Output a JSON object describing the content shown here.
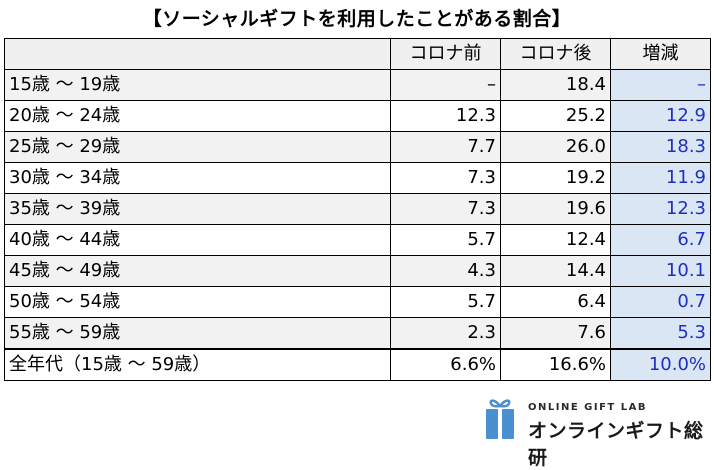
{
  "title": "【ソーシャルギフトを利用したことがある割合】",
  "chart_data": {
    "type": "table",
    "title": "【ソーシャルギフトを利用したことがある割合】",
    "columns": [
      "コロナ前",
      "コロナ後",
      "増減"
    ],
    "rows": [
      {
        "label": "15歳 ～ 19歳",
        "before": "–",
        "after": "18.4",
        "diff": "–"
      },
      {
        "label": "20歳 ～ 24歳",
        "before": "12.3",
        "after": "25.2",
        "diff": "12.9"
      },
      {
        "label": "25歳 ～ 29歳",
        "before": "7.7",
        "after": "26.0",
        "diff": "18.3"
      },
      {
        "label": "30歳 ～ 34歳",
        "before": "7.3",
        "after": "19.2",
        "diff": "11.9"
      },
      {
        "label": "35歳 ～ 39歳",
        "before": "7.3",
        "after": "19.6",
        "diff": "12.3"
      },
      {
        "label": "40歳 ～ 44歳",
        "before": "5.7",
        "after": "12.4",
        "diff": "6.7"
      },
      {
        "label": "45歳 ～ 49歳",
        "before": "4.3",
        "after": "14.4",
        "diff": "10.1"
      },
      {
        "label": "50歳 ～ 54歳",
        "before": "5.7",
        "after": "6.4",
        "diff": "0.7"
      },
      {
        "label": "55歳 ～ 59歳",
        "before": "2.3",
        "after": "7.6",
        "diff": "5.3"
      }
    ],
    "total": {
      "label": "全年代（15歳 ～ 59歳）",
      "before": "6.6%",
      "after": "16.6%",
      "diff": "10.0%"
    }
  },
  "logo": {
    "en": "ONLINE GIFT LAB",
    "jp": "オンラインギフト総研"
  },
  "colors": {
    "diff_bg": "#dbe6f5",
    "diff_text": "#1f2fbf",
    "logo_blue": "#4a8fd0"
  }
}
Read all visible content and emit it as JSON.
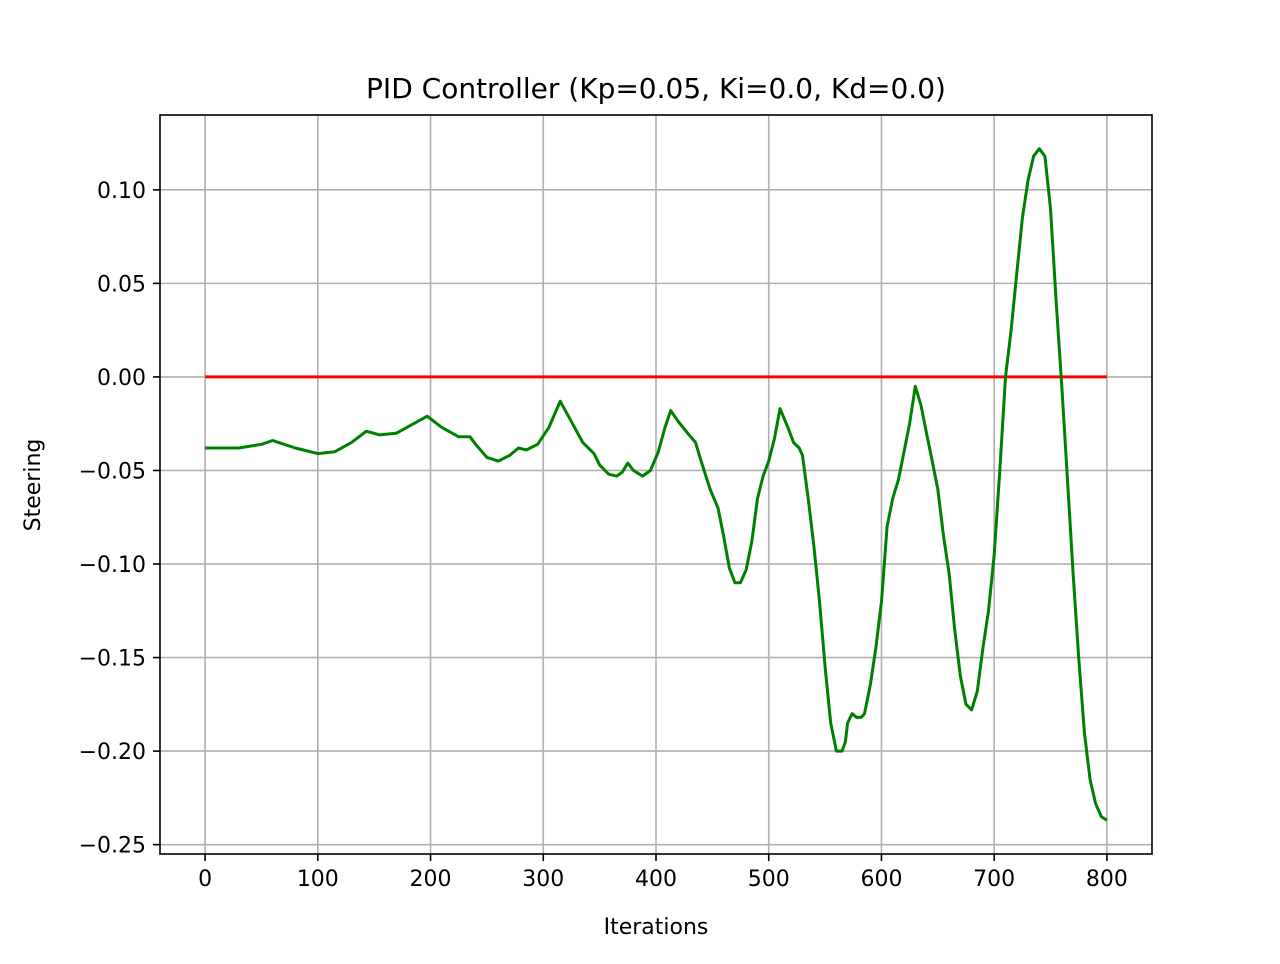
{
  "chart_data": {
    "type": "line",
    "title": "PID Controller (Kp=0.05, Ki=0.0, Kd=0.0)",
    "xlabel": "Iterations",
    "ylabel": "Steering",
    "xlim": [
      -40,
      840
    ],
    "ylim": [
      -0.255,
      0.14
    ],
    "grid": true,
    "xticks": [
      0,
      100,
      200,
      300,
      400,
      500,
      600,
      700,
      800
    ],
    "xtick_labels": [
      "0",
      "100",
      "200",
      "300",
      "400",
      "500",
      "600",
      "700",
      "800"
    ],
    "yticks": [
      0.1,
      0.05,
      0.0,
      -0.05,
      -0.1,
      -0.15,
      -0.2,
      -0.25
    ],
    "ytick_labels": [
      "0.10",
      "0.05",
      "0.00",
      "−0.05",
      "−0.10",
      "−0.15",
      "−0.20",
      "−0.25"
    ],
    "series": [
      {
        "color": "#ff0000",
        "x": [
          0,
          800
        ],
        "y": [
          0.0,
          0.0
        ]
      },
      {
        "color": "#008000",
        "x": [
          0,
          30,
          50,
          60,
          65,
          80,
          100,
          115,
          130,
          143,
          155,
          170,
          185,
          197,
          210,
          225,
          235,
          240,
          250,
          260,
          270,
          278,
          285,
          295,
          305,
          315,
          325,
          335,
          345,
          350,
          358,
          365,
          370,
          375,
          380,
          388,
          395,
          402,
          408,
          413,
          420,
          428,
          435,
          440,
          448,
          455,
          460,
          465,
          470,
          475,
          480,
          485,
          490,
          495,
          500,
          505,
          510,
          517,
          522,
          527,
          530,
          535,
          540,
          545,
          550,
          555,
          560,
          565,
          568,
          570,
          574,
          578,
          582,
          585,
          590,
          595,
          600,
          605,
          610,
          615,
          620,
          625,
          630,
          635,
          640,
          645,
          650,
          655,
          660,
          665,
          670,
          675,
          680,
          685,
          690,
          695,
          700,
          705,
          710,
          715,
          720,
          725,
          730,
          735,
          740,
          745,
          750,
          755,
          760,
          765,
          770,
          775,
          780,
          785,
          790,
          795,
          800
        ],
        "y": [
          -0.038,
          -0.038,
          -0.036,
          -0.034,
          -0.035,
          -0.038,
          -0.041,
          -0.04,
          -0.035,
          -0.029,
          -0.031,
          -0.03,
          -0.025,
          -0.021,
          -0.027,
          -0.032,
          -0.032,
          -0.036,
          -0.043,
          -0.045,
          -0.042,
          -0.038,
          -0.039,
          -0.036,
          -0.027,
          -0.013,
          -0.024,
          -0.035,
          -0.041,
          -0.047,
          -0.052,
          -0.053,
          -0.051,
          -0.046,
          -0.05,
          -0.053,
          -0.05,
          -0.04,
          -0.027,
          -0.018,
          -0.024,
          -0.03,
          -0.035,
          -0.045,
          -0.06,
          -0.07,
          -0.085,
          -0.102,
          -0.11,
          -0.11,
          -0.103,
          -0.088,
          -0.065,
          -0.053,
          -0.045,
          -0.033,
          -0.017,
          -0.027,
          -0.035,
          -0.038,
          -0.042,
          -0.065,
          -0.09,
          -0.12,
          -0.155,
          -0.185,
          -0.2,
          -0.2,
          -0.195,
          -0.185,
          -0.18,
          -0.182,
          -0.182,
          -0.18,
          -0.165,
          -0.145,
          -0.12,
          -0.08,
          -0.065,
          -0.055,
          -0.04,
          -0.025,
          -0.005,
          -0.015,
          -0.03,
          -0.045,
          -0.06,
          -0.085,
          -0.105,
          -0.135,
          -0.16,
          -0.175,
          -0.178,
          -0.168,
          -0.145,
          -0.125,
          -0.095,
          -0.05,
          0.0,
          0.025,
          0.055,
          0.085,
          0.105,
          0.118,
          0.122,
          0.118,
          0.09,
          0.04,
          -0.005,
          -0.055,
          -0.105,
          -0.15,
          -0.19,
          -0.215,
          -0.228,
          -0.235,
          -0.237
        ]
      }
    ]
  }
}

---------------

INSTRUCTION: Make a word-for-word copy of the entries, without any pictures.

WRITTEN SOLUTION:
Output a JSON object describing the content shown here.
{
  "title": "【ソーシャルギフトを利用したことがある割合】",
  "chart_data": {
    "type": "table",
    "title": "【ソーシャルギフトを利用したことがある割合】",
    "columns": [
      "コロナ前",
      "コロナ後",
      "増減"
    ],
    "rows": [
      {
        "label": "15歳 ～ 19歳",
        "before": "–",
        "after": "18.4",
        "diff": "–"
      },
      {
        "label": "20歳 ～ 24歳",
        "before": "12.3",
        "after": "25.2",
        "diff": "12.9"
      },
      {
        "label": "25歳 ～ 29歳",
        "before": "7.7",
        "after": "26.0",
        "diff": "18.3"
      },
      {
        "label": "30歳 ～ 34歳",
        "before": "7.3",
        "after": "19.2",
        "diff": "11.9"
      },
      {
        "label": "35歳 ～ 39歳",
        "before": "7.3",
        "after": "19.6",
        "diff": "12.3"
      },
      {
        "label": "40歳 ～ 44歳",
        "before": "5.7",
        "after": "12.4",
        "diff": "6.7"
      },
      {
        "label": "45歳 ～ 49歳",
        "before": "4.3",
        "after": "14.4",
        "diff": "10.1"
      },
      {
        "label": "50歳 ～ 54歳",
        "before": "5.7",
        "after": "6.4",
        "diff": "0.7"
      },
      {
        "label": "55歳 ～ 59歳",
        "before": "2.3",
        "after": "7.6",
        "diff": "5.3"
      }
    ],
    "total": {
      "label": "全年代（15歳 ～ 59歳）",
      "before": "6.6%",
      "after": "16.6%",
      "diff": "10.0%"
    }
  },
  "logo": {
    "en": "ONLINE GIFT LAB",
    "jp": "オンラインギフト総研"
  },
  "colors": {
    "diff_bg": "#dbe6f5",
    "diff_text": "#1f2fbf",
    "logo_blue": "#4a8fd0"
  }
}
Read all visible content and emit it as JSON.
{
  "chart_data": {
    "type": "line",
    "title": "PID Controller (Kp=0.05, Ki=0.0, Kd=0.0)",
    "xlabel": "Iterations",
    "ylabel": "Steering",
    "xlim": [
      -40,
      840
    ],
    "ylim": [
      -0.255,
      0.14
    ],
    "grid": true,
    "xticks": [
      0,
      100,
      200,
      300,
      400,
      500,
      600,
      700,
      800
    ],
    "xtick_labels": [
      "0",
      "100",
      "200",
      "300",
      "400",
      "500",
      "600",
      "700",
      "800"
    ],
    "yticks": [
      0.1,
      0.05,
      0.0,
      -0.05,
      -0.1,
      -0.15,
      -0.2,
      -0.25
    ],
    "ytick_labels": [
      "0.10",
      "0.05",
      "0.00",
      "−0.05",
      "−0.10",
      "−0.15",
      "−0.20",
      "−0.25"
    ],
    "series": [
      {
        "color": "#ff0000",
        "x": [
          0,
          800
        ],
        "y": [
          0.0,
          0.0
        ]
      },
      {
        "color": "#008000",
        "x": [
          0,
          30,
          50,
          60,
          65,
          80,
          100,
          115,
          130,
          143,
          155,
          170,
          185,
          197,
          210,
          225,
          235,
          240,
          250,
          260,
          270,
          278,
          285,
          295,
          305,
          315,
          325,
          335,
          345,
          350,
          358,
          365,
          370,
          375,
          380,
          388,
          395,
          402,
          408,
          413,
          420,
          428,
          435,
          440,
          448,
          455,
          460,
          465,
          470,
          475,
          480,
          485,
          490,
          495,
          500,
          505,
          510,
          517,
          522,
          527,
          530,
          535,
          540,
          545,
          550,
          555,
          560,
          565,
          568,
          570,
          574,
          578,
          582,
          585,
          590,
          595,
          600,
          605,
          610,
          615,
          620,
          625,
          630,
          635,
          640,
          645,
          650,
          655,
          660,
          665,
          670,
          675,
          680,
          685,
          690,
          695,
          700,
          705,
          710,
          715,
          720,
          725,
          730,
          735,
          740,
          745,
          750,
          755,
          760,
          765,
          770,
          775,
          780,
          785,
          790,
          795,
          800
        ],
        "y": [
          -0.038,
          -0.038,
          -0.036,
          -0.034,
          -0.035,
          -0.038,
          -0.041,
          -0.04,
          -0.035,
          -0.029,
          -0.031,
          -0.03,
          -0.025,
          -0.021,
          -0.027,
          -0.032,
          -0.032,
          -0.036,
          -0.043,
          -0.045,
          -0.042,
          -0.038,
          -0.039,
          -0.036,
          -0.027,
          -0.013,
          -0.024,
          -0.035,
          -0.041,
          -0.047,
          -0.052,
          -0.053,
          -0.051,
          -0.046,
          -0.05,
          -0.053,
          -0.05,
          -0.04,
          -0.027,
          -0.018,
          -0.024,
          -0.03,
          -0.035,
          -0.045,
          -0.06,
          -0.07,
          -0.085,
          -0.102,
          -0.11,
          -0.11,
          -0.103,
          -0.088,
          -0.065,
          -0.053,
          -0.045,
          -0.033,
          -0.017,
          -0.027,
          -0.035,
          -0.038,
          -0.042,
          -0.065,
          -0.09,
          -0.12,
          -0.155,
          -0.185,
          -0.2,
          -0.2,
          -0.195,
          -0.185,
          -0.18,
          -0.182,
          -0.182,
          -0.18,
          -0.165,
          -0.145,
          -0.12,
          -0.08,
          -0.065,
          -0.055,
          -0.04,
          -0.025,
          -0.005,
          -0.015,
          -0.03,
          -0.045,
          -0.06,
          -0.085,
          -0.105,
          -0.135,
          -0.16,
          -0.175,
          -0.178,
          -0.168,
          -0.145,
          -0.125,
          -0.095,
          -0.05,
          0.0,
          0.025,
          0.055,
          0.085,
          0.105,
          0.118,
          0.122,
          0.118,
          0.09,
          0.04,
          -0.005,
          -0.055,
          -0.105,
          -0.15,
          -0.19,
          -0.215,
          -0.228,
          -0.235,
          -0.237
        ]
      }
    ]
  }
}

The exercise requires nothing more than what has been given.